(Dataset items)
-.-.-
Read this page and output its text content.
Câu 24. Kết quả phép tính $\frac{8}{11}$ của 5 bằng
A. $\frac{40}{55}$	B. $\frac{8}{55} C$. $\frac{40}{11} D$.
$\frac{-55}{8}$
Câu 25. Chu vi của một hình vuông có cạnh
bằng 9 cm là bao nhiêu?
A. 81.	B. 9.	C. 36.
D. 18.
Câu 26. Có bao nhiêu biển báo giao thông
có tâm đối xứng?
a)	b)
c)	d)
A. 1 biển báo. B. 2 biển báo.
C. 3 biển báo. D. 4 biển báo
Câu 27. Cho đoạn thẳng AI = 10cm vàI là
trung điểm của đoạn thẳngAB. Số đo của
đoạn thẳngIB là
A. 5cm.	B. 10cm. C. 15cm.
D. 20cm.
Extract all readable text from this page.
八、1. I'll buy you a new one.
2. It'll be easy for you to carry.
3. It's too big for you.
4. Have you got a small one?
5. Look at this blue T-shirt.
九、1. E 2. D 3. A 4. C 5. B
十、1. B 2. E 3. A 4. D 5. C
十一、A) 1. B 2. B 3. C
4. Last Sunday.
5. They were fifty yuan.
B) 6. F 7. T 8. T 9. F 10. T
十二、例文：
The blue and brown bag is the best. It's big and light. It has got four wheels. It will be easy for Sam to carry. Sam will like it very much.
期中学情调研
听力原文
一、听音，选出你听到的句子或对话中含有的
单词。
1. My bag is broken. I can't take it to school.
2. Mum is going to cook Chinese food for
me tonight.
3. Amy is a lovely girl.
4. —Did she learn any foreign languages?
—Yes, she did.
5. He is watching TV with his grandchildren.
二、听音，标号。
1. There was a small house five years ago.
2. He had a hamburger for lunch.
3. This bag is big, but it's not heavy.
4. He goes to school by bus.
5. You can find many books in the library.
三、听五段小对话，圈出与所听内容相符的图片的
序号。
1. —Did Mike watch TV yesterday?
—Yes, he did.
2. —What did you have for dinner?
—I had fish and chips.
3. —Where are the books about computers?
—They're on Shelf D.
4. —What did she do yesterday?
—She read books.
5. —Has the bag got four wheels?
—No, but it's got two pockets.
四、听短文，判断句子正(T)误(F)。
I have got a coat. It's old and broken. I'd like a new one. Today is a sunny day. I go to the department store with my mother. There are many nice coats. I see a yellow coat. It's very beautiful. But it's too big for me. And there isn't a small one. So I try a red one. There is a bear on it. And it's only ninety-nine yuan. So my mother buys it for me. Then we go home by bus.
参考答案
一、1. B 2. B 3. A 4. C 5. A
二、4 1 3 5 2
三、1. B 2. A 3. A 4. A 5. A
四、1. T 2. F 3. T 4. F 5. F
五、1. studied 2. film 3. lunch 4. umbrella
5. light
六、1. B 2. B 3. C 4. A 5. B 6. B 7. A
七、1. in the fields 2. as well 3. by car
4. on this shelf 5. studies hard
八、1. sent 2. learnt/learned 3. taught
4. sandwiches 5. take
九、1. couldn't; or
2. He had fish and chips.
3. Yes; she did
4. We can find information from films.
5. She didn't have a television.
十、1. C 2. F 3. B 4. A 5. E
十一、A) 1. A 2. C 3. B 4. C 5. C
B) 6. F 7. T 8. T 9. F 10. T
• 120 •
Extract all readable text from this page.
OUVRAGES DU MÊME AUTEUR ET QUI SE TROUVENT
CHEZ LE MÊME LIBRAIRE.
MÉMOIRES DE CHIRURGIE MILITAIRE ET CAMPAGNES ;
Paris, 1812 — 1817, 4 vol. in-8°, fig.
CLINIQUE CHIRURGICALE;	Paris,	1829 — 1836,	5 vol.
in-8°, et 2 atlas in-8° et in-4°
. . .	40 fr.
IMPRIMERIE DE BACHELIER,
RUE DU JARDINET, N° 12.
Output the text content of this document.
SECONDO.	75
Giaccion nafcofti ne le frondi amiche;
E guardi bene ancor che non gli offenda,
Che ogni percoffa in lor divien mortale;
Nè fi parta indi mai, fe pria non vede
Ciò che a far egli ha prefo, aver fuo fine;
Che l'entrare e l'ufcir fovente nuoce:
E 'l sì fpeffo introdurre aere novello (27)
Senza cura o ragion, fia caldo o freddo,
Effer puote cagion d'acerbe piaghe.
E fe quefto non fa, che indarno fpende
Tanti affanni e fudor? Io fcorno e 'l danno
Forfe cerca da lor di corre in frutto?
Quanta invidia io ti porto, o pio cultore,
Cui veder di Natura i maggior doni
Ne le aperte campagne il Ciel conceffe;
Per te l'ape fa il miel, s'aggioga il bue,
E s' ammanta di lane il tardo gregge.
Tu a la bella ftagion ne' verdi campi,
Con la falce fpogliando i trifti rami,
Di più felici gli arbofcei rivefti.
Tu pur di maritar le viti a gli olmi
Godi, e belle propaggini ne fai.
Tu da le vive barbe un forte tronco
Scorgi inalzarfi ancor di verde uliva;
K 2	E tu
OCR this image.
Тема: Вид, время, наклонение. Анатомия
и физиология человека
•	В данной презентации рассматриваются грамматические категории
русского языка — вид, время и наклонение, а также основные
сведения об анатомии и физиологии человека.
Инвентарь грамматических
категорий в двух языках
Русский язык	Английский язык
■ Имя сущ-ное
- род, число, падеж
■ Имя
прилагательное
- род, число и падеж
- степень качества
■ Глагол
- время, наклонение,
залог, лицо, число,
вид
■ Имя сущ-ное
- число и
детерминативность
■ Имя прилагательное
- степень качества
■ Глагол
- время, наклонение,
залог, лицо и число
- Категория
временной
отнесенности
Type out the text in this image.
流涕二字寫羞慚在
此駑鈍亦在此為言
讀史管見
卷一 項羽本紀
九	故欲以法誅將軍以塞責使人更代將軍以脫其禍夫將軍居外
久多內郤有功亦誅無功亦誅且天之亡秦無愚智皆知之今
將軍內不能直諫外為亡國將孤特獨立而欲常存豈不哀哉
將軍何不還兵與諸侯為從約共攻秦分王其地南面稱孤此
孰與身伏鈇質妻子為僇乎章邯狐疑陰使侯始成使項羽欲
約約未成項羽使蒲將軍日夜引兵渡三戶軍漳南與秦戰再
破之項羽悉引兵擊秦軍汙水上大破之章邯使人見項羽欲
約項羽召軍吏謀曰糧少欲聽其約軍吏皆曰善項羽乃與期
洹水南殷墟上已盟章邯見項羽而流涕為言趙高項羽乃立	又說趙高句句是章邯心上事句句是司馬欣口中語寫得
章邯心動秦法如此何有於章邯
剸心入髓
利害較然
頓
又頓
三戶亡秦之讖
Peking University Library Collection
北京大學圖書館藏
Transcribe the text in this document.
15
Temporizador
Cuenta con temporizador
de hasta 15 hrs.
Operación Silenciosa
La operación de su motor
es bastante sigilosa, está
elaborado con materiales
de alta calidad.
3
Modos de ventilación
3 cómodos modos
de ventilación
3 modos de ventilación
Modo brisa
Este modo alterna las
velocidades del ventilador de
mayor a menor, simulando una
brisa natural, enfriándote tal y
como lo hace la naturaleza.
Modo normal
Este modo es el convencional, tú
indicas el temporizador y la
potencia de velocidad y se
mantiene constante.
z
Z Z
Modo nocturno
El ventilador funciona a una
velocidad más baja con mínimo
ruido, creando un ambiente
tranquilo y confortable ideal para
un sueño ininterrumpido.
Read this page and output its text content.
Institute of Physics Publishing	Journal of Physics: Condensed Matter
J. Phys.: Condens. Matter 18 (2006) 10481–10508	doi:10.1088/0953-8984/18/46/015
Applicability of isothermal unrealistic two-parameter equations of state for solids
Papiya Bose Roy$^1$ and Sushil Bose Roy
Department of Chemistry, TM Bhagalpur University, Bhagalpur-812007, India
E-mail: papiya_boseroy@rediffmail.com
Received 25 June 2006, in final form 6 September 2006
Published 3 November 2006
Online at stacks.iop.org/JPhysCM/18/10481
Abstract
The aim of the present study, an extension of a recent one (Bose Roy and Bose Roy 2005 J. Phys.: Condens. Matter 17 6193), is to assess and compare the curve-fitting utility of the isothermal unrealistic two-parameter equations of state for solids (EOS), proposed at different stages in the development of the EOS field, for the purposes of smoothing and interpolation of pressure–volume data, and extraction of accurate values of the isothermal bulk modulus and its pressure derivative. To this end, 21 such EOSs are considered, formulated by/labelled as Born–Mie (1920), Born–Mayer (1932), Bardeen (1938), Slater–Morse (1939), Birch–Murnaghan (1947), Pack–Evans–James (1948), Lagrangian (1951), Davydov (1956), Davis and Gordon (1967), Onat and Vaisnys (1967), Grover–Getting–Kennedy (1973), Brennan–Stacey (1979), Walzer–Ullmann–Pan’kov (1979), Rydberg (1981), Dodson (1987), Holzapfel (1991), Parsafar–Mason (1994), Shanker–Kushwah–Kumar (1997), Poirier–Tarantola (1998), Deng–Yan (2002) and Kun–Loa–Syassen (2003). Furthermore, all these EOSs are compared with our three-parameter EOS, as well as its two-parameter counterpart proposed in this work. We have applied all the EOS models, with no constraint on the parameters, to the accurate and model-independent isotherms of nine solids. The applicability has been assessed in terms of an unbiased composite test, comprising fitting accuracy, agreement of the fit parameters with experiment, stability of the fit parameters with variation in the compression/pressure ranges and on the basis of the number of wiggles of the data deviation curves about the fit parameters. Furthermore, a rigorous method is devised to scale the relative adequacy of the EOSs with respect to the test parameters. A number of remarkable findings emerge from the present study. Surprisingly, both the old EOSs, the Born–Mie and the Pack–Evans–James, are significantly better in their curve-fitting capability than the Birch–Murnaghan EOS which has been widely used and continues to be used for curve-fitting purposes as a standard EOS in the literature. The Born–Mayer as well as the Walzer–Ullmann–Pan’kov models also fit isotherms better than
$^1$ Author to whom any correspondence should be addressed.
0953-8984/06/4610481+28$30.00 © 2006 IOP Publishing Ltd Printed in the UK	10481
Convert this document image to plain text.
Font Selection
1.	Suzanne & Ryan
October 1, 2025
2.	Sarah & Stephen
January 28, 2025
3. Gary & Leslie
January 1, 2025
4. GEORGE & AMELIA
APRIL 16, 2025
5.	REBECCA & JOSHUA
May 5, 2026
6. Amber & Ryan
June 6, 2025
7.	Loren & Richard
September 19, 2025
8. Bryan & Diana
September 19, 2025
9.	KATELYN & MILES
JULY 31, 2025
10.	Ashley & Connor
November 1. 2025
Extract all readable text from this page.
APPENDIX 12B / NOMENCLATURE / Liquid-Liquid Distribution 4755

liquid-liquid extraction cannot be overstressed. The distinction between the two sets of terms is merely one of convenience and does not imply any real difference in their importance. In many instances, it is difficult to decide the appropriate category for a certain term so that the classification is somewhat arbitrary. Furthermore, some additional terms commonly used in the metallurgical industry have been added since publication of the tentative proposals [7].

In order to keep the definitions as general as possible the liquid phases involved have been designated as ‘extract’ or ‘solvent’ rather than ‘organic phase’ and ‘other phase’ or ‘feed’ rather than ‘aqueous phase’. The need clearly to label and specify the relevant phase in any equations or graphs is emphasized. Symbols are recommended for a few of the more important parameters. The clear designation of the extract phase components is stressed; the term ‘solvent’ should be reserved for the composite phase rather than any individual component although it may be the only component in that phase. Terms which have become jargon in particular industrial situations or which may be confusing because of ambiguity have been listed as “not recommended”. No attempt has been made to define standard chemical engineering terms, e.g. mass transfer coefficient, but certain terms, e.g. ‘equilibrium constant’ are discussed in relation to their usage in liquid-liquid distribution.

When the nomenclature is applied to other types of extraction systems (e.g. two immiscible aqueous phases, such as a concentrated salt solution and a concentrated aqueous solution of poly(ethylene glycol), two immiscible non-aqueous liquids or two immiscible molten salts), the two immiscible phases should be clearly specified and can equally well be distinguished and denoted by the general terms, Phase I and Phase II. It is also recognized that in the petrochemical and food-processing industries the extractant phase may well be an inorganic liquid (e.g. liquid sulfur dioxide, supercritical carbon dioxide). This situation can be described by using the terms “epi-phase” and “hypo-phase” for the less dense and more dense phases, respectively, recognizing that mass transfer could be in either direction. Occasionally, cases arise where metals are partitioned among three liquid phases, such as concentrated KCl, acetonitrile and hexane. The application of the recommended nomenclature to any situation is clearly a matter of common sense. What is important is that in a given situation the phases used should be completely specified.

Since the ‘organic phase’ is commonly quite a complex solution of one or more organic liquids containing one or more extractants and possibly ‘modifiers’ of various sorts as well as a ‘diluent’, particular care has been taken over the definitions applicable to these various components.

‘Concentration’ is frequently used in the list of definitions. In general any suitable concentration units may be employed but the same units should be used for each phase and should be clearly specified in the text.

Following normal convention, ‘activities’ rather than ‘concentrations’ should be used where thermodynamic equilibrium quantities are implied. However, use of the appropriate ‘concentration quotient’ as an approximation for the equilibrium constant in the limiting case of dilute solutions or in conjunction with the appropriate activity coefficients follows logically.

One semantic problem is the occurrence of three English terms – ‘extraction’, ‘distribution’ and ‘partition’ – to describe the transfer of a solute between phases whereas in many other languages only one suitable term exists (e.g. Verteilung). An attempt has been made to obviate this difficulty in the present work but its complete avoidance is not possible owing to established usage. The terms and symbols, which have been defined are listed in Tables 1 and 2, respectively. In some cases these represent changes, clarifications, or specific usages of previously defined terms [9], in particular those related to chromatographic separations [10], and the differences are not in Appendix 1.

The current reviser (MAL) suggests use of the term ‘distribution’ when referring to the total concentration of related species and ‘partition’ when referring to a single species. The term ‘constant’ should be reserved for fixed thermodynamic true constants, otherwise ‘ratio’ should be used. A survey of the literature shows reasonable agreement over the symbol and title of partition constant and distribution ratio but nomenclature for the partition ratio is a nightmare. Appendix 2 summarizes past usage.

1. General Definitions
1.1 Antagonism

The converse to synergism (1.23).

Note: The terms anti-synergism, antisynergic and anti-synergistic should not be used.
-.-.-
Stated problem> From the entries above, list each line with "ancor" in it.

Solution to this task>
E guardi bene ancor che non gli offenda,
Scorgi inalzarfi ancor di verde uliva;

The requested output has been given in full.